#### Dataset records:
========

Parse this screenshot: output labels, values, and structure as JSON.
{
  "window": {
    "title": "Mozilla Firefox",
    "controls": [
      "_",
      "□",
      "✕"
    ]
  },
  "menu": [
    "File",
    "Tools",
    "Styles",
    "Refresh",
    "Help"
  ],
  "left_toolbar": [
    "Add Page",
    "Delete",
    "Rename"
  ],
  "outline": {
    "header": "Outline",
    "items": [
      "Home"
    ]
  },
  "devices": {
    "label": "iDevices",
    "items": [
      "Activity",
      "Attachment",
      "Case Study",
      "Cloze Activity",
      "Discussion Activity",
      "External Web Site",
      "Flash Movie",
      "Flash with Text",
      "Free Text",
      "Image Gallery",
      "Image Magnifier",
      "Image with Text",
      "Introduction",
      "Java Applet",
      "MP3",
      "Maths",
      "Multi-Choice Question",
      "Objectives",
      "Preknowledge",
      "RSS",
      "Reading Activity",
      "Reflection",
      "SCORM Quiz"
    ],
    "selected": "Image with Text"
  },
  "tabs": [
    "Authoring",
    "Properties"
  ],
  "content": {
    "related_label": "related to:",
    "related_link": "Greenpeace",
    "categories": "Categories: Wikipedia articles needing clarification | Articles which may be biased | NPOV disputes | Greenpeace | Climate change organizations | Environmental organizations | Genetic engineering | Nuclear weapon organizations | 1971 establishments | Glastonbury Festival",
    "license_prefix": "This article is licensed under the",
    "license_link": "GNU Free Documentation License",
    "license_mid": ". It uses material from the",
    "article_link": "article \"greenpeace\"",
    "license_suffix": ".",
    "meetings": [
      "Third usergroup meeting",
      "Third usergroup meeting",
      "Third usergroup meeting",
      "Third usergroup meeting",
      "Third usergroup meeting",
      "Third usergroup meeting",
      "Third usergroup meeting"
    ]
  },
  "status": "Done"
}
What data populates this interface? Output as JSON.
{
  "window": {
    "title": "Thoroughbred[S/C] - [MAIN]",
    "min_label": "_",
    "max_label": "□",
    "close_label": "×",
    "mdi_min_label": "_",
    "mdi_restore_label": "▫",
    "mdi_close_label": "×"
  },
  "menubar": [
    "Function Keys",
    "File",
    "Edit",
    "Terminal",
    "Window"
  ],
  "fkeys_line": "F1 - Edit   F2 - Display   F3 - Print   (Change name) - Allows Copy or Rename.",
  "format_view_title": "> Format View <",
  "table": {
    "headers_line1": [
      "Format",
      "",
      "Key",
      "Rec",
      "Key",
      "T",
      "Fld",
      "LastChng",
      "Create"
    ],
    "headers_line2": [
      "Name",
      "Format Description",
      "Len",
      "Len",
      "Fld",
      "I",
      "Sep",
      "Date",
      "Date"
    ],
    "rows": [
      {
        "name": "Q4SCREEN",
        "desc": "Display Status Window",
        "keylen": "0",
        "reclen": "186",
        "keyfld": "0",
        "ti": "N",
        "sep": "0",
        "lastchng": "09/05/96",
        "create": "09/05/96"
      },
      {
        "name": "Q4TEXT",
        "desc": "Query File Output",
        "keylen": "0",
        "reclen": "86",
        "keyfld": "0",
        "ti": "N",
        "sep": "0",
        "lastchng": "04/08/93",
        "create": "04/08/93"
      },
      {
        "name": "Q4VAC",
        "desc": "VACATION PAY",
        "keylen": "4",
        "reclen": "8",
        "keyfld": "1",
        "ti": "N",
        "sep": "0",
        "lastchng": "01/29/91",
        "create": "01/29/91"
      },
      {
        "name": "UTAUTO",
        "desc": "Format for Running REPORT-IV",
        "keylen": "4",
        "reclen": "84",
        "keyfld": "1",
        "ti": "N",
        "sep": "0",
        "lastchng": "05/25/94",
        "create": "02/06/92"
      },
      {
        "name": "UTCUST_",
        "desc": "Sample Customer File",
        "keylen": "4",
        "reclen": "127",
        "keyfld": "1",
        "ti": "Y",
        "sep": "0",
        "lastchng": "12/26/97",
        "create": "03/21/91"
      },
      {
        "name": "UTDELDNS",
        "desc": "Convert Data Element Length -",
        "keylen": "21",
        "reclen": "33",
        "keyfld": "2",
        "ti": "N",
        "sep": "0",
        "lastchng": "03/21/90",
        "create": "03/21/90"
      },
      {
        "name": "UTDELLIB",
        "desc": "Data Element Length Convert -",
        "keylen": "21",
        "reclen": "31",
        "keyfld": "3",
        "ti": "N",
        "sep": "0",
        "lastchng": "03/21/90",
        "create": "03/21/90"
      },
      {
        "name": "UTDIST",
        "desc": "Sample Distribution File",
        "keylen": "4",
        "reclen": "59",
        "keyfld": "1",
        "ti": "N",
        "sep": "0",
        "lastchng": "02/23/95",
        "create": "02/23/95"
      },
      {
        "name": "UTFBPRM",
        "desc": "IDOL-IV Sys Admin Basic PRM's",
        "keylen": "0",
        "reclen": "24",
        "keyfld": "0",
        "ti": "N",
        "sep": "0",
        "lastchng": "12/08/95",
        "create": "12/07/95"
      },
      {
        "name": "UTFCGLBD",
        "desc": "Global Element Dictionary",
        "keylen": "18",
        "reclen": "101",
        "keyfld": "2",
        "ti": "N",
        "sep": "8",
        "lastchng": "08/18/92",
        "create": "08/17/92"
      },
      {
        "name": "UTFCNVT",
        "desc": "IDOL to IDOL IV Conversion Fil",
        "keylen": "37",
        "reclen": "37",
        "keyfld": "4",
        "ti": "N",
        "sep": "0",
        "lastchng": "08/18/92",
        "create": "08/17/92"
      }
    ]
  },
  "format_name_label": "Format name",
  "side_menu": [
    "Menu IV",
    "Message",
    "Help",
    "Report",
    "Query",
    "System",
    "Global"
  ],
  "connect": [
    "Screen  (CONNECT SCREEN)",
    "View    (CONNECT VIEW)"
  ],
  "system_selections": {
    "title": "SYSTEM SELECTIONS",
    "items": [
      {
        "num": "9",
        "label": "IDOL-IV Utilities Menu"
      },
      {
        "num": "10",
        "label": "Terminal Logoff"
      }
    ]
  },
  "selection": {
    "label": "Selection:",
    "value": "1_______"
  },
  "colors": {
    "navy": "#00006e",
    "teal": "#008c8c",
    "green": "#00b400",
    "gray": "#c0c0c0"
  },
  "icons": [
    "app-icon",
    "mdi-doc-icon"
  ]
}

========

#### Given task:
Scan the material above for the word "Convert". Copy each line where it occurs.

#### Written answer:
        "desc": "Convert Data Element Length -",
        "desc": "Data Element Length Convert -",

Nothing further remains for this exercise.